Dataset rows:
══════════════════════════════
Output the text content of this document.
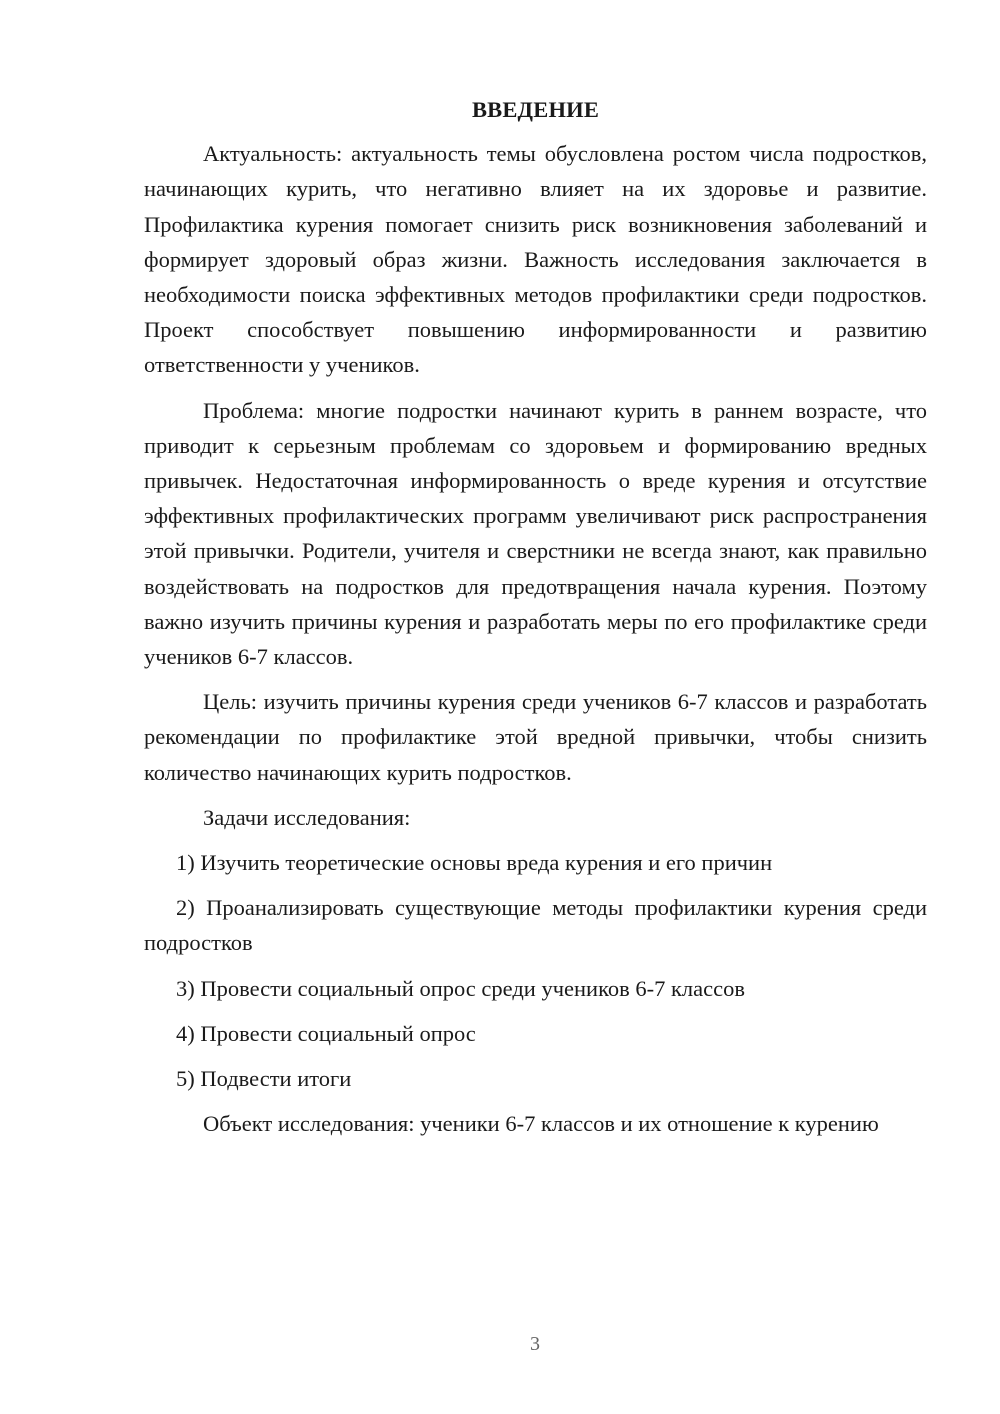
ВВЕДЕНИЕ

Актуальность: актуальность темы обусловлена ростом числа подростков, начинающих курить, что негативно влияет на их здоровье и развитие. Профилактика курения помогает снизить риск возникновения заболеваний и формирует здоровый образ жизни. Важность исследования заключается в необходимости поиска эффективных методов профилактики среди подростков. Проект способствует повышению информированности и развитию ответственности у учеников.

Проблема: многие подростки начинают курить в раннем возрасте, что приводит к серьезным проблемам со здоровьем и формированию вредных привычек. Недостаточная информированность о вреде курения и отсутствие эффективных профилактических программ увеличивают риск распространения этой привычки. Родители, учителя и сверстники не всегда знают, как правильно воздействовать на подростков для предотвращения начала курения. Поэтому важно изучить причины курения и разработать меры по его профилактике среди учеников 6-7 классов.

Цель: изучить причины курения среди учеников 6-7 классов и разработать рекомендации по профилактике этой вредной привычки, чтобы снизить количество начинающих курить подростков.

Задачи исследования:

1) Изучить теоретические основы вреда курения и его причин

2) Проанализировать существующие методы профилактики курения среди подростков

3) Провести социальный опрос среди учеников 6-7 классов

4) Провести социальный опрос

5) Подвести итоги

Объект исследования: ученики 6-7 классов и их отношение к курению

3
══════════════════════════════
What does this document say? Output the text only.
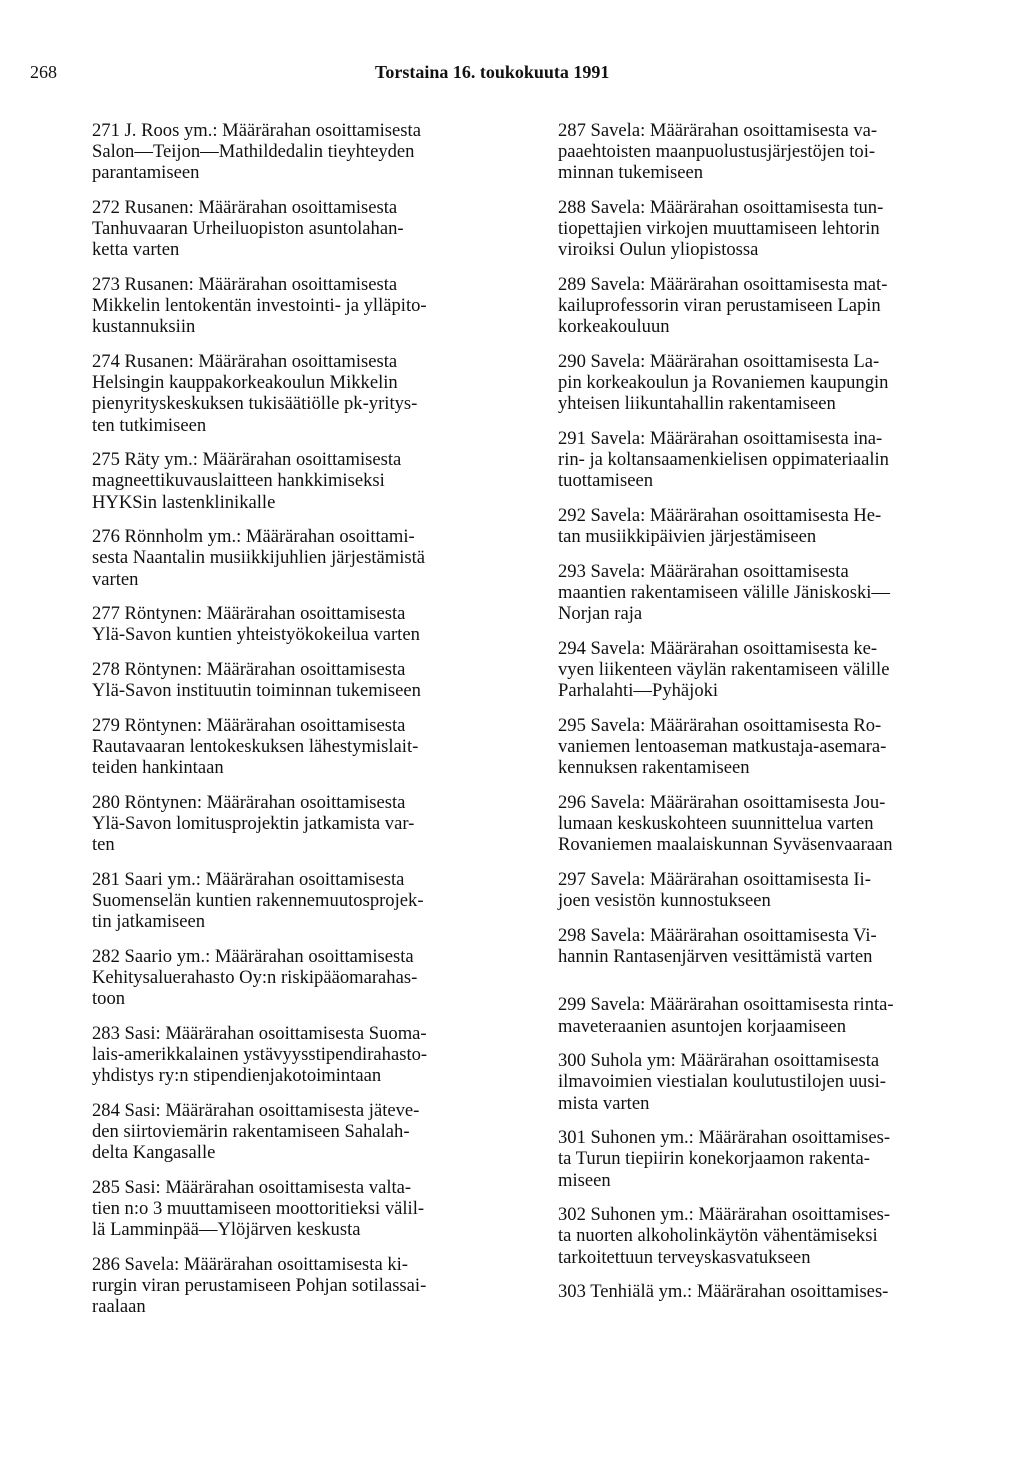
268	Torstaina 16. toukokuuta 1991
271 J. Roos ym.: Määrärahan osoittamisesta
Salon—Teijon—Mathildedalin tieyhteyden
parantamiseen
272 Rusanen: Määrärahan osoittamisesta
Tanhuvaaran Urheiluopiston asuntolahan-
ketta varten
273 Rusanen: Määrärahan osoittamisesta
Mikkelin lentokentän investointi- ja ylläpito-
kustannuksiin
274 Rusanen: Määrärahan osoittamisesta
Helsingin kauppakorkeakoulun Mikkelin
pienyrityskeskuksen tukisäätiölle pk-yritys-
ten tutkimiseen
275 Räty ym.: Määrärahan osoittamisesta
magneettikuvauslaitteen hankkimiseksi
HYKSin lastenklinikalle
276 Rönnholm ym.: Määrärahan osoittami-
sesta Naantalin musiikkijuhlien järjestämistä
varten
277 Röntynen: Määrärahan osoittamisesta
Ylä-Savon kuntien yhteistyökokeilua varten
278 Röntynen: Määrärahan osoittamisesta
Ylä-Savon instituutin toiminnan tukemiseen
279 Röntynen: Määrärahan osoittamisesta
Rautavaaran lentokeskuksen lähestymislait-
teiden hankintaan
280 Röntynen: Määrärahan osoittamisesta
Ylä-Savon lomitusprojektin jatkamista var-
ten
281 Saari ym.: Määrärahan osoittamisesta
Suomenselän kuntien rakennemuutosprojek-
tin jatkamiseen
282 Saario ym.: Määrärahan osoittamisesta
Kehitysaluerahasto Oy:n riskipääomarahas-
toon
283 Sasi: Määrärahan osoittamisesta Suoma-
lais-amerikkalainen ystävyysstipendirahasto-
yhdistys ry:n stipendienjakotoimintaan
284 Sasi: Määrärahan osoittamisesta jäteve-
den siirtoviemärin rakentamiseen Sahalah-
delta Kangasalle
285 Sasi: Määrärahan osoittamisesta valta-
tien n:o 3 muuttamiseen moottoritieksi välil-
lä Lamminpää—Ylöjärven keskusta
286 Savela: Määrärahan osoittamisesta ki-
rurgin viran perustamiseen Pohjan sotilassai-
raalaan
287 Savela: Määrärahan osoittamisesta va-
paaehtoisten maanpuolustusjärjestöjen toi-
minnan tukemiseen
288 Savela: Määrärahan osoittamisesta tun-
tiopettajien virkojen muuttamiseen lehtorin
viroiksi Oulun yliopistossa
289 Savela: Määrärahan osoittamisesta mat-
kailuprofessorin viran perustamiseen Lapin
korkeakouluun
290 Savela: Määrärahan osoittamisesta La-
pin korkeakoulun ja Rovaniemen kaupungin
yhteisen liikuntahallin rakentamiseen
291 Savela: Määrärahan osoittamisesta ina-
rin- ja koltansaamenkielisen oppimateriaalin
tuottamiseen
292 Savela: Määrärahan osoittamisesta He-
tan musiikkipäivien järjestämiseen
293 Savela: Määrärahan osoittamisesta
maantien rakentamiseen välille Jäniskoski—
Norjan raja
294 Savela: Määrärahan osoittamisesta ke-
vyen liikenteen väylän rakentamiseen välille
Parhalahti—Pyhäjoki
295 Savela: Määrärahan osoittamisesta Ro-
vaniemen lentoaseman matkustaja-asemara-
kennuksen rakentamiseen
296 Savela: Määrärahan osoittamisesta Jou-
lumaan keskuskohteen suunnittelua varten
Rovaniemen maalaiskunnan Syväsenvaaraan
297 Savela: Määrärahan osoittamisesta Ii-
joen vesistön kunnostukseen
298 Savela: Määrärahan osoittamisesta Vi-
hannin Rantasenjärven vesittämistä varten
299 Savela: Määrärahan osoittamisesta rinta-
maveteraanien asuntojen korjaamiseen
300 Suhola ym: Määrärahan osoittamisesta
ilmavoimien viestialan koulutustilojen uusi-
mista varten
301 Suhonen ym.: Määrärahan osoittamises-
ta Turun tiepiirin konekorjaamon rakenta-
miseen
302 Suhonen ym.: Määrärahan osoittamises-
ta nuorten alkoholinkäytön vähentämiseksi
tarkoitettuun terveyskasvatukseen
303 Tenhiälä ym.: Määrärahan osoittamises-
══════════════════════════════
Whenever "Suhonen" turns up in a line, pick that line out.

301 Suhonen ym.: Määrärahan osoittamises-
302 Suhonen ym.: Määrärahan osoittamises-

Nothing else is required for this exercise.